-- START SELECTED TEXT --

So what I mean is that we (including myself) do a bit to much pixel peeping, optimising capture and sharpening for microcontrast but much ignoring lower frequencies which are more significant for perception of sharpness in print.
Just to say, I guess that Jeff Schewe's presets are quite optimal for the A7rII, I would think. Ideal sharpening would, in my humble opinion, aim to:
- Keep MTF for low frequencies as close as possible to 100%, but not exceeding 100%.
- Not really push pixel level sharpness, as this will also push artificial detail and it will not be visible in print.
The last sample shows a decent level of sharpening, LR6 with no sharpening and sharpening in FocusMagic at radius 2 and 75% intensity. MTF gets a bit above 100% at 0.3 cycles/pixel.
My concern is pretty much optimising images for large prints, say larger than 30"x40". The crops I print for testing are corresponding to around 40x60".
Here is a comparison of four raw converters:
http://forum.luminous-landscape.com/index.php?topic=94812.0For some reason the enclosed image download instead of opening, it seems.

-- END SELECTED TEXT --

§ **WRITTEN EXERCISE**: Reproduce the post on sharpening for print in full, word for word. The records that follow have nothing to do with the post on sharpening for print.

-- START STORED ROWS --

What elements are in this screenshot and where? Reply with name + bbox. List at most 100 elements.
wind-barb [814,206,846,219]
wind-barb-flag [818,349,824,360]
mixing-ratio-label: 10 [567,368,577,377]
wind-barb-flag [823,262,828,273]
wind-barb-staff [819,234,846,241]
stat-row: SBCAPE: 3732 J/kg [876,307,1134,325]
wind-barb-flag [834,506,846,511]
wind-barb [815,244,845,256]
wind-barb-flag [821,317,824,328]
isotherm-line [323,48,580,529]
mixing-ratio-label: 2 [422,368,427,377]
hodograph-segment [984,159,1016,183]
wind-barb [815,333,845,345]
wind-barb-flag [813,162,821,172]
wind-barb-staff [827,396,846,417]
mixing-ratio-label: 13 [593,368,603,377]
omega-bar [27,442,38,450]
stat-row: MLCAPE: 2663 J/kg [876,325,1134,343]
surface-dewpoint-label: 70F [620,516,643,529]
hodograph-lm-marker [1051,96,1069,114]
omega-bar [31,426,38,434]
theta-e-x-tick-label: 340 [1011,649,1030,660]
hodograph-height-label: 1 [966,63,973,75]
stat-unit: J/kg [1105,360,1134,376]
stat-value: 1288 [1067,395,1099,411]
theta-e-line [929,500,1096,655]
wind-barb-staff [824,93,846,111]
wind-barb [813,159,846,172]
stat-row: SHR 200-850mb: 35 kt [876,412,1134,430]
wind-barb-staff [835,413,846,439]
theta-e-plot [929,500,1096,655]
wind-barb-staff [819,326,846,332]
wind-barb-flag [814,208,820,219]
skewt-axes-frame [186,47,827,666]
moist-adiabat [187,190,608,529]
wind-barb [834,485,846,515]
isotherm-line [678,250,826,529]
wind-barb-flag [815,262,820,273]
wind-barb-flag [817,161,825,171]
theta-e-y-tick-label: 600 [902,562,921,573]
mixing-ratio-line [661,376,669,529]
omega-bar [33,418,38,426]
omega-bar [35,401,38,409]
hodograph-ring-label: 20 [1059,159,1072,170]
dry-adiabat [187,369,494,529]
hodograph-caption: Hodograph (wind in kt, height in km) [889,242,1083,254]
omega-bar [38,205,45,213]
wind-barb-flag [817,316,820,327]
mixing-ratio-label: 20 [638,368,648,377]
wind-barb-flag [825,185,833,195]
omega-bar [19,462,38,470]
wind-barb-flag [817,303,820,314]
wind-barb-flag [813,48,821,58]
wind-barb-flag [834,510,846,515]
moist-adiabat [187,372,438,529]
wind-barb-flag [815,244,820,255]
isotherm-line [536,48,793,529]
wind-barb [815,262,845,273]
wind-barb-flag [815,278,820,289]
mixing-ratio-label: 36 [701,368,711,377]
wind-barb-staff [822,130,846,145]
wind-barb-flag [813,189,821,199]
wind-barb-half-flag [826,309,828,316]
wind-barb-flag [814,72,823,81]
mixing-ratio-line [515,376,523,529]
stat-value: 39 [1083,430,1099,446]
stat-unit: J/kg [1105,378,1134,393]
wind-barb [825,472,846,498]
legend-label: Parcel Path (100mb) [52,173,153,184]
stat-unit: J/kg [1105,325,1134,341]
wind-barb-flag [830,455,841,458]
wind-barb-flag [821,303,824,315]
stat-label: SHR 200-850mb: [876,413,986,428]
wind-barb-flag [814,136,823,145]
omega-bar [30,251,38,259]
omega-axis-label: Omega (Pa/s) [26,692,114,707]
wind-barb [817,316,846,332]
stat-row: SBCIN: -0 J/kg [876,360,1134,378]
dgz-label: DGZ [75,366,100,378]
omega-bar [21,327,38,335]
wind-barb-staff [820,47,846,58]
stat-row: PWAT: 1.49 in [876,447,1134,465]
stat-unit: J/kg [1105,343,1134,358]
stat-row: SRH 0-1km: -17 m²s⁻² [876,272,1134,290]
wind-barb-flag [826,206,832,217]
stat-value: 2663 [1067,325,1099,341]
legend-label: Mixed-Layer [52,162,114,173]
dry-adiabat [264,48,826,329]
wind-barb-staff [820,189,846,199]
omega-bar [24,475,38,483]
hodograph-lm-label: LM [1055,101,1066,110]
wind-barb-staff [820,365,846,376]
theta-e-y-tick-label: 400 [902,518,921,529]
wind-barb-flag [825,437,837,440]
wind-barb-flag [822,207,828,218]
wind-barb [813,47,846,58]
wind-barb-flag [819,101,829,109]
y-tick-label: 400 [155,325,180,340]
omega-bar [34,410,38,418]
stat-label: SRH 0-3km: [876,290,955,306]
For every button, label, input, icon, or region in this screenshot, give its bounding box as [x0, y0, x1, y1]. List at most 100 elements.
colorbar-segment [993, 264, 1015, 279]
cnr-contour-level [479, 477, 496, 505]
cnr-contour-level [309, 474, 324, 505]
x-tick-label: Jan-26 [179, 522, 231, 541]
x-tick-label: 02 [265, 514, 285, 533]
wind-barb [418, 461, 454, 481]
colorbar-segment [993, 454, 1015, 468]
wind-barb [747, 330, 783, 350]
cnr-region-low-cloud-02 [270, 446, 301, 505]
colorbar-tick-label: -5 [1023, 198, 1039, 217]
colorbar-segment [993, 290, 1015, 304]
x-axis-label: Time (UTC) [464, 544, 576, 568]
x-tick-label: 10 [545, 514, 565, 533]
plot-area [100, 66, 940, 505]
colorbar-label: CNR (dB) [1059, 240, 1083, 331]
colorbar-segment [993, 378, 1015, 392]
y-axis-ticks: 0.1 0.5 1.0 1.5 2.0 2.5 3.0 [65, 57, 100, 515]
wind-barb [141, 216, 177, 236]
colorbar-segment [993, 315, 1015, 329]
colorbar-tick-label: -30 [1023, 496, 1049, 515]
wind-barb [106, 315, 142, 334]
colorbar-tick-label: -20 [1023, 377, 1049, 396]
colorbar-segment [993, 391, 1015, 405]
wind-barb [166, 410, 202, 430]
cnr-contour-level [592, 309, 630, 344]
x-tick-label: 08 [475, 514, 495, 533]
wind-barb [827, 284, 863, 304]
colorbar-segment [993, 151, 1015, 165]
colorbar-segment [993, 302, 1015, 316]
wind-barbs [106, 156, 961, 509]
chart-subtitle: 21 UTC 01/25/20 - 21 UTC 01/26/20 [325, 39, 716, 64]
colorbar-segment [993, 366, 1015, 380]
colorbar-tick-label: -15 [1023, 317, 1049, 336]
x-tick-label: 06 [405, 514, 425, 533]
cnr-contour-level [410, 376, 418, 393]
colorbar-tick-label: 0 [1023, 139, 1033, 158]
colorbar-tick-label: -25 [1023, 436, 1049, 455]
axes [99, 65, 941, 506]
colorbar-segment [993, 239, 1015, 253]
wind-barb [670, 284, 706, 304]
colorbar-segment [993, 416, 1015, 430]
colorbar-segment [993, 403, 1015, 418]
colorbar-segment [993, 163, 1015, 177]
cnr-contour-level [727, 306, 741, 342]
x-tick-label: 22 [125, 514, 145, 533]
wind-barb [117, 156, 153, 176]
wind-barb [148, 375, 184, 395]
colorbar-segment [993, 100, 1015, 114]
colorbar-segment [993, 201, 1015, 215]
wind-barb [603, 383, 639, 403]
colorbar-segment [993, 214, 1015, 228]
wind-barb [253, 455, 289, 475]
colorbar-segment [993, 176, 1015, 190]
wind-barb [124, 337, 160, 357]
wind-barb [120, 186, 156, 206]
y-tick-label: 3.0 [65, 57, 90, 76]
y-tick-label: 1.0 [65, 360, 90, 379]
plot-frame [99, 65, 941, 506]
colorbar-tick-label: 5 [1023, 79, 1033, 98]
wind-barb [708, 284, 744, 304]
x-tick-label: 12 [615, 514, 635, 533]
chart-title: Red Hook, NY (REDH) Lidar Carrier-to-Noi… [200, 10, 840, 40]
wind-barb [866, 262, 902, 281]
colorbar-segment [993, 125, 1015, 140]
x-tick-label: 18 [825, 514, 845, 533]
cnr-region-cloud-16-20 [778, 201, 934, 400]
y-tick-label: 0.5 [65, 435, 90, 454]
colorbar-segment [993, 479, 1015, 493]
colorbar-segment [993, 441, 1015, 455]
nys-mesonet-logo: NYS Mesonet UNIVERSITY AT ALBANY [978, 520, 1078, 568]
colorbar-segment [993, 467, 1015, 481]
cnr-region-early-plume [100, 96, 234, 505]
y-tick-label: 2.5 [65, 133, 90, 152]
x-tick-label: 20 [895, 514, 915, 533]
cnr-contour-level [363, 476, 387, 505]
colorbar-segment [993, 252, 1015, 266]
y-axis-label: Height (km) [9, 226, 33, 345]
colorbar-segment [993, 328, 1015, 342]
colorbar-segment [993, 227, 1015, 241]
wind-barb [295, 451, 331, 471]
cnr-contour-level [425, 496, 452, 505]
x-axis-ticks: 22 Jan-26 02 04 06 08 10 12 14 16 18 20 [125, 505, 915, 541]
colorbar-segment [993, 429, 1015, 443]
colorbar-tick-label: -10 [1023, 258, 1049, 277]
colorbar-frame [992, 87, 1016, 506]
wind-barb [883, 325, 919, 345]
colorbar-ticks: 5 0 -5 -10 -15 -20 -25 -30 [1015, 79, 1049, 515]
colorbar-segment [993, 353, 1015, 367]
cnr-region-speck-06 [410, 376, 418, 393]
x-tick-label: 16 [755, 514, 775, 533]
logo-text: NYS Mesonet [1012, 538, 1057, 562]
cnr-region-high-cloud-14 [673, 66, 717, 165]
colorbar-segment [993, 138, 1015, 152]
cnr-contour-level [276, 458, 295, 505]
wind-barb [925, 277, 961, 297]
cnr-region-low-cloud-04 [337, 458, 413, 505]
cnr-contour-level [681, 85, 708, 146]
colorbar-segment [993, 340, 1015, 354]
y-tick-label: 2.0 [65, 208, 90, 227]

-- END STORED ROWS --

§ **ANSWER BELOW**:
So what I mean is that we (including myself) do a bit to much pixel peeping, optimising capture and sharpening for microcontrast but much ignoring lower frequencies which are more significant for perception of sharpness in print.
Just to say, I guess that Jeff Schewe's presets are quite optimal for the A7rII, I would think. Ideal sharpening would, in my humble opinion, aim to:
- Keep MTF for low frequencies as close as possible to 100%, but not exceeding 100%.
- Not really push pixel level sharpness, as this will also push artificial detail and it will not be visible in print.
The last sample shows a decent level of sharpening, LR6 with no sharpening and sharpening in FocusMagic at radius 2 and 75% intensity. MTF gets a bit above 100% at 0.3 cycles/pixel.
My concern is pretty much optimising images for large prints, say larger than 30"x40". The crops I print for testing are corresponding to around 40x60".
Here is a comparison of four raw converters:
http://forum.luminous-landscape.com/index.php?topic=94812.0For some reason the enclosed image download instead of opening, it seems.